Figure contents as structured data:
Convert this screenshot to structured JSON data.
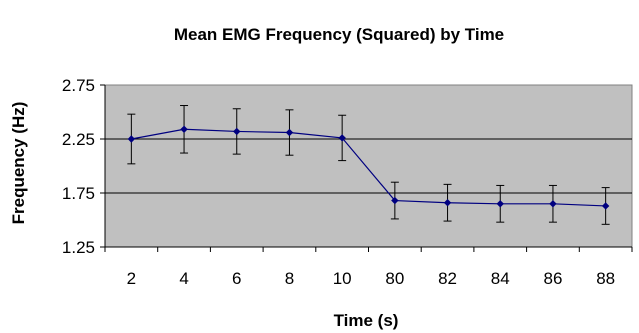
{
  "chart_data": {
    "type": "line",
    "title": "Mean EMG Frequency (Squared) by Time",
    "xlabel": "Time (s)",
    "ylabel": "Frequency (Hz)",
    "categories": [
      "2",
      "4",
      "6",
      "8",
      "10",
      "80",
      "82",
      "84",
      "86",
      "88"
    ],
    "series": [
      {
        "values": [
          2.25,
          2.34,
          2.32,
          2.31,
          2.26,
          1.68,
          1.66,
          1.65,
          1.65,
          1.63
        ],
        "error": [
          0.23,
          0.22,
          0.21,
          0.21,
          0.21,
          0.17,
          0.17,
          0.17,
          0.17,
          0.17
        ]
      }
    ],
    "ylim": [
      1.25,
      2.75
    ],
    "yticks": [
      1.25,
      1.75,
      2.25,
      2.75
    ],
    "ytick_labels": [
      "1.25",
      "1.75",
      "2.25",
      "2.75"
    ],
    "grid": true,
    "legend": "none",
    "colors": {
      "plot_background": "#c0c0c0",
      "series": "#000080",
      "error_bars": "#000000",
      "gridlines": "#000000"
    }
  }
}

...

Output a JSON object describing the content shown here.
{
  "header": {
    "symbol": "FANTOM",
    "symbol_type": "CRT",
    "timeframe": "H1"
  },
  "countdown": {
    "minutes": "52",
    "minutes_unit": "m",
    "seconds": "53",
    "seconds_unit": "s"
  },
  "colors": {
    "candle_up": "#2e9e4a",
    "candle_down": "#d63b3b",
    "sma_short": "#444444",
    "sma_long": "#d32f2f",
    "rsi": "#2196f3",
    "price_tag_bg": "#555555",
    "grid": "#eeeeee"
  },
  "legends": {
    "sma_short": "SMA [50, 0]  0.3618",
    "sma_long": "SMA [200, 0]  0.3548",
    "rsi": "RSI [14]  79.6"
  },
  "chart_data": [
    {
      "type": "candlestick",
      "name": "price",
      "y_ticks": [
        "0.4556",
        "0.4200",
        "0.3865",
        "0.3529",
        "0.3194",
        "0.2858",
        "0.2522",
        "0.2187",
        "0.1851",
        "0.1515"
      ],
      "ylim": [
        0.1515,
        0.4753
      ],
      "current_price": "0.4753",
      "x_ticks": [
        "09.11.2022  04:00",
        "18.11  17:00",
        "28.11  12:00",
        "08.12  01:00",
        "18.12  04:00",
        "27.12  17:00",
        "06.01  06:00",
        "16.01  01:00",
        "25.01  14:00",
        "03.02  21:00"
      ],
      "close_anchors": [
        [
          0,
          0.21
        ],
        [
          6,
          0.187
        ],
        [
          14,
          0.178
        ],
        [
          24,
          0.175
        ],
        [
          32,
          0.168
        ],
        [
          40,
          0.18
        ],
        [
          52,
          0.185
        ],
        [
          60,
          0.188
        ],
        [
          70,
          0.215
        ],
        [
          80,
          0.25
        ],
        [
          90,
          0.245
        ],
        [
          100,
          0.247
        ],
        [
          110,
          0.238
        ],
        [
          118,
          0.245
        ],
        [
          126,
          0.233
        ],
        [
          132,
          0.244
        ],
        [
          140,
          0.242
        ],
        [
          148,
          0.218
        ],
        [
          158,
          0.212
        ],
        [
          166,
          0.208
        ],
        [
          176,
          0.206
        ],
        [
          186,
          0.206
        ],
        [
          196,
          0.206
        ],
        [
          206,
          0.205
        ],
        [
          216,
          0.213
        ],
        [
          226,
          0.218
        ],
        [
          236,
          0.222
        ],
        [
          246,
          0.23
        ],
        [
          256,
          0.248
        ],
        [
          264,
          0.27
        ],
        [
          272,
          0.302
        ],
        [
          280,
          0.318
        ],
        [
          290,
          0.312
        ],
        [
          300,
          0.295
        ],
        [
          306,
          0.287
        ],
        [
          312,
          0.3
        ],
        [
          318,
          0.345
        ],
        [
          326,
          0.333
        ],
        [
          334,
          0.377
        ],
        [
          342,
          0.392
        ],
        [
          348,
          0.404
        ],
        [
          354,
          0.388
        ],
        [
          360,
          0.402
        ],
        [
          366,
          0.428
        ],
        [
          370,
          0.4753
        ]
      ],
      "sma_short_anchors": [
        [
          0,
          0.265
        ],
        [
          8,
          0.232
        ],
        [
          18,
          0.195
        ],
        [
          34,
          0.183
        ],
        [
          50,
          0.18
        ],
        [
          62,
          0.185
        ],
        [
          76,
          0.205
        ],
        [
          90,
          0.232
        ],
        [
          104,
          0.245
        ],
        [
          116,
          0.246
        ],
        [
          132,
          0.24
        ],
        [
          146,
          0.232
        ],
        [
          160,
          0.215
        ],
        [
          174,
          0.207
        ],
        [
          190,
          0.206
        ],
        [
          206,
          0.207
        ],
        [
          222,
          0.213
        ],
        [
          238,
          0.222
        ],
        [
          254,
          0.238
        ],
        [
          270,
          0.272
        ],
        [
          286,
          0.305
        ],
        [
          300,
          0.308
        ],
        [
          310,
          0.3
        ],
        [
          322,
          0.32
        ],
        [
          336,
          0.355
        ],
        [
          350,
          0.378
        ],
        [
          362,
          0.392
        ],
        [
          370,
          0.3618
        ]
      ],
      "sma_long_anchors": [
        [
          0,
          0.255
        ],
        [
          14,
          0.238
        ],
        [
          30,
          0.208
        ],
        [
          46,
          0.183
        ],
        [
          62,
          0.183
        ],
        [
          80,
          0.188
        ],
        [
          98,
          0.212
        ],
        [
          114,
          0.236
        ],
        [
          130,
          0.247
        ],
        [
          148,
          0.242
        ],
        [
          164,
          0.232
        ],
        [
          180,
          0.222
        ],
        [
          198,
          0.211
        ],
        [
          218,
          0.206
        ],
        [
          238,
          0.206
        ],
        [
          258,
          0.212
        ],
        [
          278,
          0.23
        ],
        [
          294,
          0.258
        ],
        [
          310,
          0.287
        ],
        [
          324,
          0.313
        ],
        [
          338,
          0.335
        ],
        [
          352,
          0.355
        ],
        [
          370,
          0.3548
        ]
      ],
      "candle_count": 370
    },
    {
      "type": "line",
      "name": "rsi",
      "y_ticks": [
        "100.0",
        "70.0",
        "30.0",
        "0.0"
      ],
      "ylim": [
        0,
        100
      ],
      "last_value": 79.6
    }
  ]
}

Short problem:
Identify which lines contain the word "JSON" and copy each one.

Answer to this problem:
Convert this screenshot to structured JSON data.
Output a JSON object describing the content shown here.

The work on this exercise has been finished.